Go through the entries below and work out how many lines include "axis"; give only that number.

__Records for processing__:

____________

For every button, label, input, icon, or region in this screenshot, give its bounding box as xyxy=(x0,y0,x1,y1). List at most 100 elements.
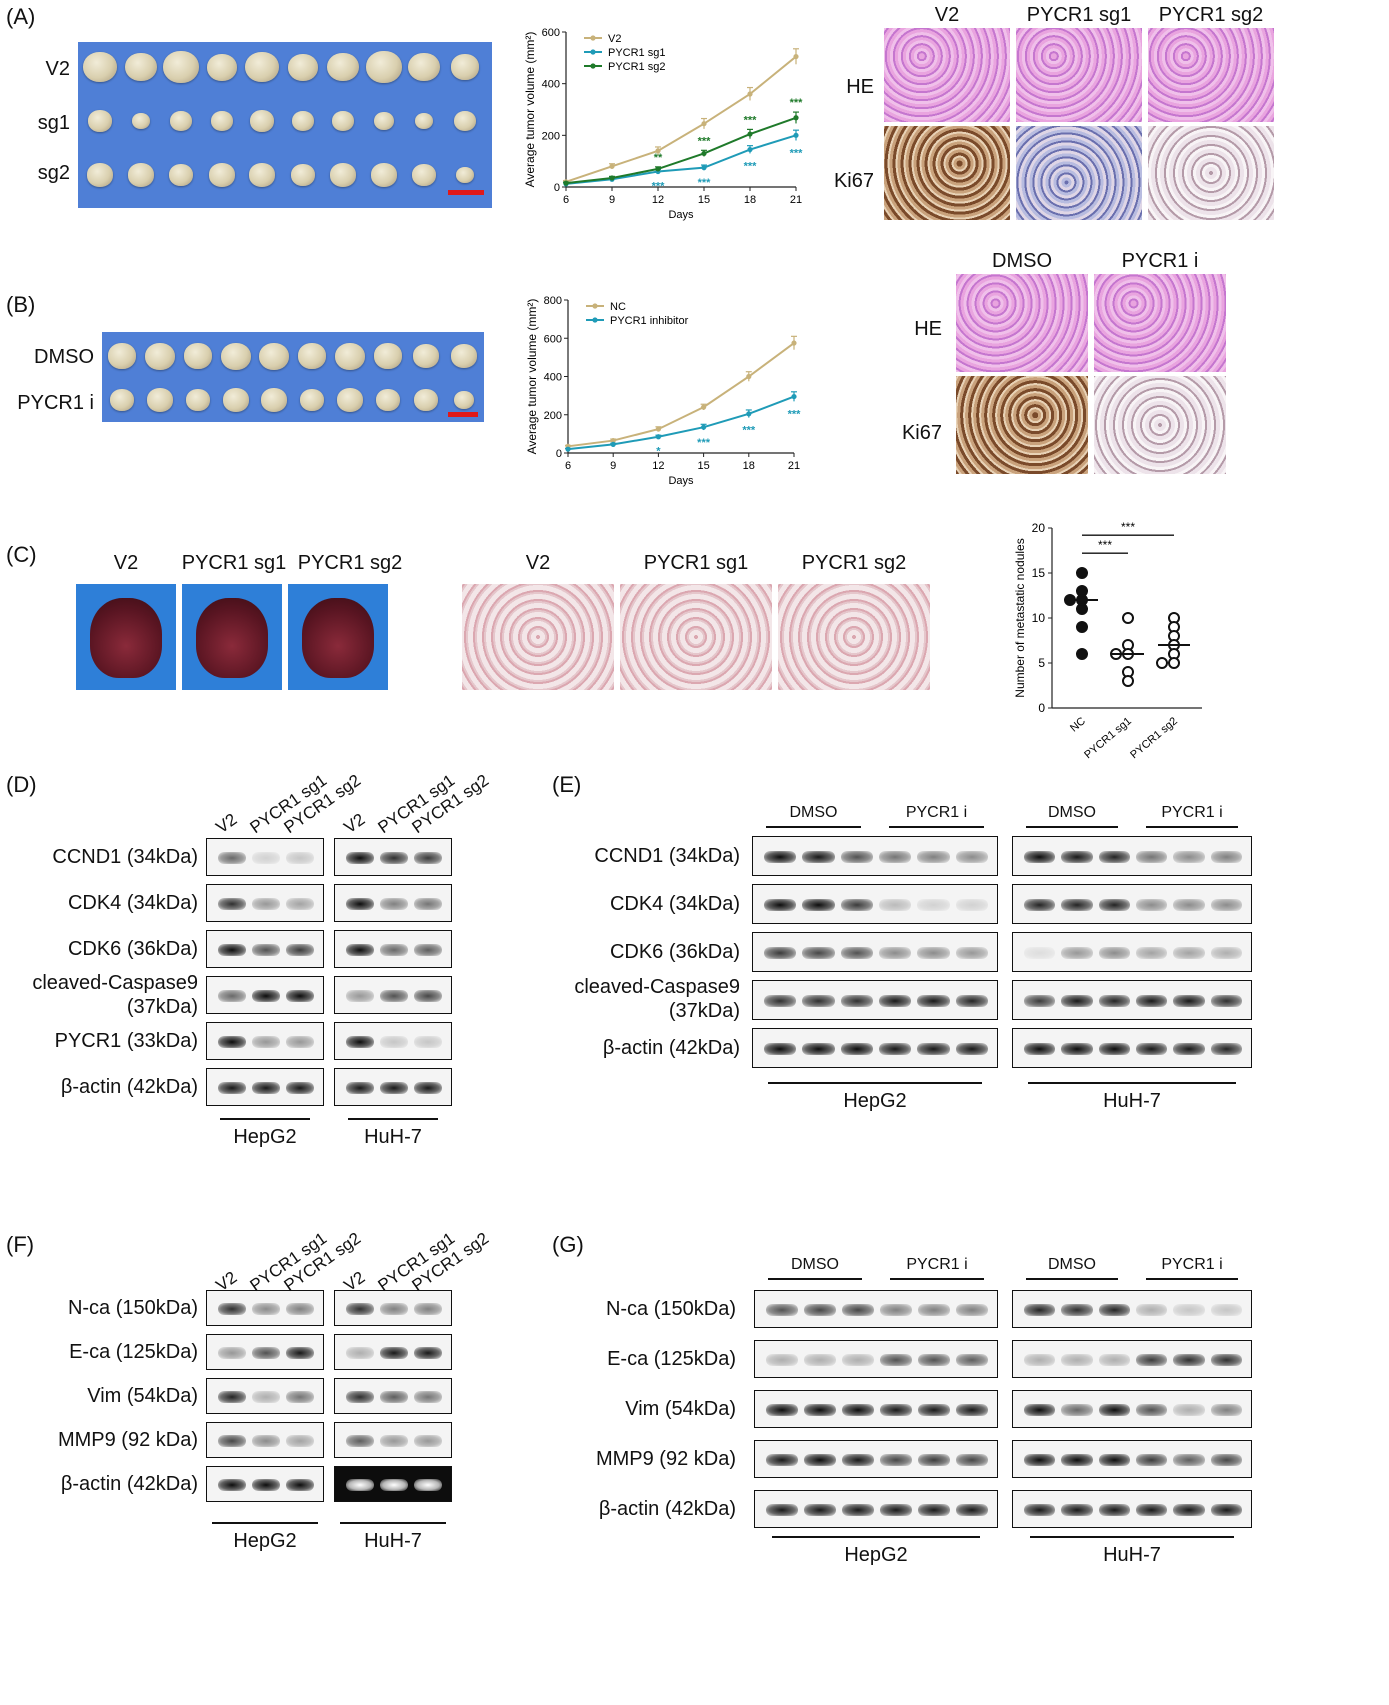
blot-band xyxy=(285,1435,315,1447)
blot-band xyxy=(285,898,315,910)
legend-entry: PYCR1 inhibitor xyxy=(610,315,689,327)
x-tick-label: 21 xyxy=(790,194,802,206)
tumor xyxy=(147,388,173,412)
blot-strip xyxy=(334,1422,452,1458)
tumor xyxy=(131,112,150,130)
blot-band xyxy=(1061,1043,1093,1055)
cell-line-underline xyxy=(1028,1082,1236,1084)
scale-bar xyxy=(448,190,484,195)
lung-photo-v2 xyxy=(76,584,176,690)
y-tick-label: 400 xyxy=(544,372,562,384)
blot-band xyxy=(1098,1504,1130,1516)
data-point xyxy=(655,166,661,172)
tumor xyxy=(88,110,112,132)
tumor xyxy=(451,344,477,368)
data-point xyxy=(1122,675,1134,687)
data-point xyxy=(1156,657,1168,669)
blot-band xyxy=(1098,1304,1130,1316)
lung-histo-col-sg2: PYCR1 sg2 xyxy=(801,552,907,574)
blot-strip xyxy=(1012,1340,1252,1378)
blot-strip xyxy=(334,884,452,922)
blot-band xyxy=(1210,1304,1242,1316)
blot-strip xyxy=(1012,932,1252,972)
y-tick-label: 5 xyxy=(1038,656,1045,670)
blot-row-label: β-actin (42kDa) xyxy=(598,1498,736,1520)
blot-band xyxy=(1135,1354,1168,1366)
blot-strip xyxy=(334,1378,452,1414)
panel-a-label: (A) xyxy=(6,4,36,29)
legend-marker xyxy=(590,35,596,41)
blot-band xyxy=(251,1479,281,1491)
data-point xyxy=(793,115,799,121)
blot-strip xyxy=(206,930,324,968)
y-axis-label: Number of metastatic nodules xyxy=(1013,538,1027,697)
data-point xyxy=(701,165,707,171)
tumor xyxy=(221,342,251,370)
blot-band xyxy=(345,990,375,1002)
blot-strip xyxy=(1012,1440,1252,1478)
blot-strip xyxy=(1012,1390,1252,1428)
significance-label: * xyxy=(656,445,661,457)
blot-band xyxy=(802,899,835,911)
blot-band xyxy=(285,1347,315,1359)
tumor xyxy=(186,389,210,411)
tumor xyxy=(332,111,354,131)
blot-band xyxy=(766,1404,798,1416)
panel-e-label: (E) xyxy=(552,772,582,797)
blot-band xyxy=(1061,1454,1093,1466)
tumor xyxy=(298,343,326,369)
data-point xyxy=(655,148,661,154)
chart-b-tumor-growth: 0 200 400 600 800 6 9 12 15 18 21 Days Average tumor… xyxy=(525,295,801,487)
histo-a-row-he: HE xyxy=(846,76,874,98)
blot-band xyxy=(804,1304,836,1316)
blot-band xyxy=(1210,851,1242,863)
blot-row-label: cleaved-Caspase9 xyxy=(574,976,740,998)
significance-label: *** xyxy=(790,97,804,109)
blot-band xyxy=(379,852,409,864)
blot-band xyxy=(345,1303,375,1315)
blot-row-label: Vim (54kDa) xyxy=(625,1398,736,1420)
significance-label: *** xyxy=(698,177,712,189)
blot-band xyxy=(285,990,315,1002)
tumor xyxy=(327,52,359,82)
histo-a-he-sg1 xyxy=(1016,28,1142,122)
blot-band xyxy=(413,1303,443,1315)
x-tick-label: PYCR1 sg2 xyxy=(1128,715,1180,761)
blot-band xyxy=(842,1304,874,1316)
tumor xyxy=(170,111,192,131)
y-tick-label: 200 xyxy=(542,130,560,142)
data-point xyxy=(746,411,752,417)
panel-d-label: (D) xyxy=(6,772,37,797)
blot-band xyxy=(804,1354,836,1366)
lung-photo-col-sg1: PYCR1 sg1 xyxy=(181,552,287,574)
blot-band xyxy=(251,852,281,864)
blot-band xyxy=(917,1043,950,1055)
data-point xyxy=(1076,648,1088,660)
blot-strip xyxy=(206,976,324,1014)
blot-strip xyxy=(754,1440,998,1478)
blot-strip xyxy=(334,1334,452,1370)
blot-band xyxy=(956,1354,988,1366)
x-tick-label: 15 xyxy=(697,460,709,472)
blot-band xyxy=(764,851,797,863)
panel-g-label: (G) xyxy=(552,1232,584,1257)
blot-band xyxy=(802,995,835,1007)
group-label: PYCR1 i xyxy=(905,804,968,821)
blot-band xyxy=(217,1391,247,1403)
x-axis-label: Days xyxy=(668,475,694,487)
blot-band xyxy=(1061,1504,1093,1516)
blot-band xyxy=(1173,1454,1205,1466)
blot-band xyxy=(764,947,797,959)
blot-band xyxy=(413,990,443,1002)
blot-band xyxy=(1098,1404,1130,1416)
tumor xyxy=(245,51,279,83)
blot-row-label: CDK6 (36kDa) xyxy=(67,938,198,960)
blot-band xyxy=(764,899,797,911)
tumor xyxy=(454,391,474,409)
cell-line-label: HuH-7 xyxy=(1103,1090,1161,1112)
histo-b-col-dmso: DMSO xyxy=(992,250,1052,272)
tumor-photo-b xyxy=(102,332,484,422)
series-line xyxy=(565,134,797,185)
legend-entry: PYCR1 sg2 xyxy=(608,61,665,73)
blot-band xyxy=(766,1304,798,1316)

____________

__Expected answer__: 2